** Passage **
Research on Radio Interference Source Direction-of-Arrival Measurement Using a Four-Antenna Linear Array

Daorui Liu¹, Sheng Miao¹, Liang Dong², Xiaorui Wang¹, Bin Tian³, Shengyang Li³, Shaojie Guo²

¹College of Big Data and Intelligent Engineering, Southwest Forestry University, Kunming, Yunnan 650051, China
²Key Laboratory for the Structure and Evolution of Celestial Objects, Chinese Academy of Sciences, Kunming, Yunnan 650011, China
³Yunnan Radio Monitoring Center, Kunming, Yunnan 650228, China

Abstract

Radio astronomical observations demand stringent electromagnetic environmental quietness, yet current detection methods for monitoring surrounding electromagnetic environments remain inadequate. This paper proposes a radio interference monitoring method based on a four-antenna linear array to address this limitation, enabling real-time detection of interference sources within electromagnetic quiet zones and identification of their direction-of-arrival (DOA). The approach employs a portable four-antenna linear array configuration combined with the MUSIC (Multiple Signal Classification) algorithm for DOA estimation. Through extensive testing under various indoor and outdoor conditions and distances, results demonstrate that in relatively open and quiet environments, the four-antenna array can effectively identify the DOA of interference signals with approximately 87% reliability for measurement errors within 5°. Comprehensive analysis indicates that the portable four-antenna linear array combined with the MUSIC algorithm can satisfactorily identify interference source directions in open-area radio astronomical observations, thereby assisting radio telescopes in avoiding interfered channels.

Keywords: Electromagnetic environment monitoring; Radio astronomical observations; Radio direction finding; MUSIC direction finding technology

0 Introduction

Radio astronomical observations impose rigorous requirements on electromagnetic environmental quietness. However, with societal development, electromagnetic environments have become increasingly complex, posing significant challenges to radio astronomy. In these complex electromagnetic environments, human-made transmitters represent the primary source of interference. Typical examples include Civil Aviation Signals (CAS), various communication base stations, and high-power signal generators. The emission frequencies of these interference sources often overlap with radio astronomical observation bands, entering receiver systems through antenna sidelobes. This degrades system sensitivity, compromises observation data validity, increases data processing complexity, and in severe cases, directly contaminates observational data within specific frequency bands, rendering large-scale radio scientific instruments incapable of conducting observations during those time periods and sky regions.

Given the growing complexity of electromagnetic environments, radio astronomical observations typically require pre-observation electromagnetic environment monitoring of the target region. By continuously adjusting the observation area of the radio telescope, temporarily effective quiet zones can be achieved within specific time periods and spatial domains. However, realizing this objective necessitates the use of radio direction finding technology to predict interference source DOA in advance, enabling targeted avoidance strategies.

(Spatial annotation data)

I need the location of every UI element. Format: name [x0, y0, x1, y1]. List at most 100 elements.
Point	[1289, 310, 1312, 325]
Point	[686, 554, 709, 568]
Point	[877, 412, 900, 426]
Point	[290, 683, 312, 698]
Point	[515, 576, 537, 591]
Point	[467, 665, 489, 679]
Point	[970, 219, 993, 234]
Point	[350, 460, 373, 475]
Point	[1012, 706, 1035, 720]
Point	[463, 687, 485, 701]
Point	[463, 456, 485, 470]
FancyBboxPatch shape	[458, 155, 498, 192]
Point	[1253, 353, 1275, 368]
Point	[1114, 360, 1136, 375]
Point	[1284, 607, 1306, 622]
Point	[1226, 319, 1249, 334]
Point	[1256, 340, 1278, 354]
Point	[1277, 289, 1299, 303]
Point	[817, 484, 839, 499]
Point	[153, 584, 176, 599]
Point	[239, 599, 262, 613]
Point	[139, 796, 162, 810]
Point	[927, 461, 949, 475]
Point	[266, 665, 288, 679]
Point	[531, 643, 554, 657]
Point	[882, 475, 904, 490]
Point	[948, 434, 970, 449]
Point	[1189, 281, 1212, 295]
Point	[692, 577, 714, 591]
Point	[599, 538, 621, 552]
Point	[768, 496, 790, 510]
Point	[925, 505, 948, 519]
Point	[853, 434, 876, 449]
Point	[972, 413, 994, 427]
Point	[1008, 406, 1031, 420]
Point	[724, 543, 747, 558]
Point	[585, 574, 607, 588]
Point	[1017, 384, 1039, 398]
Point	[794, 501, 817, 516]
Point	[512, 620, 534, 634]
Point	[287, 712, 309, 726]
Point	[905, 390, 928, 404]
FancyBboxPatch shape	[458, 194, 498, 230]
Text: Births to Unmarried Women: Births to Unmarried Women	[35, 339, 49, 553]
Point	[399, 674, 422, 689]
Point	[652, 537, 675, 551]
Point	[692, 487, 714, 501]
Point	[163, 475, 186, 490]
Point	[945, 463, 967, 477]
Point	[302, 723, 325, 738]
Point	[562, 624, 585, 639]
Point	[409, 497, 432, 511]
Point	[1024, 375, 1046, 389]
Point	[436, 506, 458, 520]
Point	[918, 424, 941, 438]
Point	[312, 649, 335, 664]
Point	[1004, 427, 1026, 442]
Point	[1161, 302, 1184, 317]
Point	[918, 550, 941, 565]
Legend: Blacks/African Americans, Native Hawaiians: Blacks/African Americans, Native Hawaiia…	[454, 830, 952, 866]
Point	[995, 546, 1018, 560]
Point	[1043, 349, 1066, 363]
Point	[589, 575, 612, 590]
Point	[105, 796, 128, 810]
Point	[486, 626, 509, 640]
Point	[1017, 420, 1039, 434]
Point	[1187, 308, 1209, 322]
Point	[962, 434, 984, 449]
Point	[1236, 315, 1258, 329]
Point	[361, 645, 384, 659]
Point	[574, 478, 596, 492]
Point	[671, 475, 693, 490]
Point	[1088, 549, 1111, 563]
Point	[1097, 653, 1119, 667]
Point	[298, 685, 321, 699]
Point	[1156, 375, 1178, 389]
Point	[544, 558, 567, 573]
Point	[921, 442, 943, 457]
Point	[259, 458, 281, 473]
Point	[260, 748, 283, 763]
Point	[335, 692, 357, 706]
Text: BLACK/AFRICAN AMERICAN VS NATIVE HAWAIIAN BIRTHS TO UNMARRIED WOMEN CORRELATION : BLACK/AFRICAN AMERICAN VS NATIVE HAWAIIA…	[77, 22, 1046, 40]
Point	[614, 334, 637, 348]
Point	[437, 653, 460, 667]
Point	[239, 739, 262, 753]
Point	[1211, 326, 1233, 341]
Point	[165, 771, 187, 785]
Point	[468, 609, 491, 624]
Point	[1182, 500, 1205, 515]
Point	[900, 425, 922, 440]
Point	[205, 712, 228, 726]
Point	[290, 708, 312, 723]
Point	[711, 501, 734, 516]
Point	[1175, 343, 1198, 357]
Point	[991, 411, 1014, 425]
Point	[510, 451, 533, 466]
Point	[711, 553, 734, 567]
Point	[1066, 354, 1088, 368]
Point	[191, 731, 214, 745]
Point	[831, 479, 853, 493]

** Work to do **
- 1) In the radio interference paper, rewrite the span between "Given the growing" and "targeted avoidance strategies.", inclusive, substituting "radio observatory" for "radio telescope".
- 2) Extend the radio interference paper with the passage that would follow its final sentence.

** Answers for the exercise **
- 1)
Given the growing complexity of electromagnetic environments, radio astronomical observations typically require pre-observation electromagnetic environment monitoring of the target region. By continuously adjusting the observation area of the radio observatory, temporarily effective quiet zones can be achieved within specific time periods and spatial domains. However, realizing this objective necessitates the use of radio direction finding technology to predict interference source DOA in advance, enabling targeted avoidance strategies.

- 2)
Radio direction finding technology represents a critical and active area in radio applications. Within the far-field region, DOA can be determined by deploying multiple antennas to construct an array combined with time difference-of-arrival techniques. Employing more antennas in the array configuration can effectively improve measurement accuracy, with numerous studies proposing relevant applications.

For instance, Reference [1] proposed a method that estimates aircraft-to-station distance from aviation signal positions and evaluates power loss to determine the probability of flight path distribution within designated regions, thereby reducing CAS interference effects. Reference [2] utilized a five-element circular array as the receiving antenna, employed a dual-channel interferometer as the receiver to feed signals into a processing unit, and reduced sample library scale through real-time phase difference sample library construction to determine signal DOA. Reference [3] collected and measured electromagnetic signals in air traffic control equipment environments, calculated frequency-domain and time-domain parameter characteristics, combined geographical information data fusion to display signal localization results, analyzed equipment station status, and reflected equipment performance and environmental change trends through data comparison. Reference [4] introduced a radar and radio direction finding fusion localization method employing spatiotemporal calibration, data standardization, and track fusion technologies to achieve multi-source heterogeneous data fusion localization, which was applied in water law enforcement and maritime search and rescue, effectively improving vessel positioning accuracy. Reference [5] developed a maritime personnel search and location device based on combined radio direction finding and satellite positioning technology, enabling radio transmission of drowning victim identification and vital sign information.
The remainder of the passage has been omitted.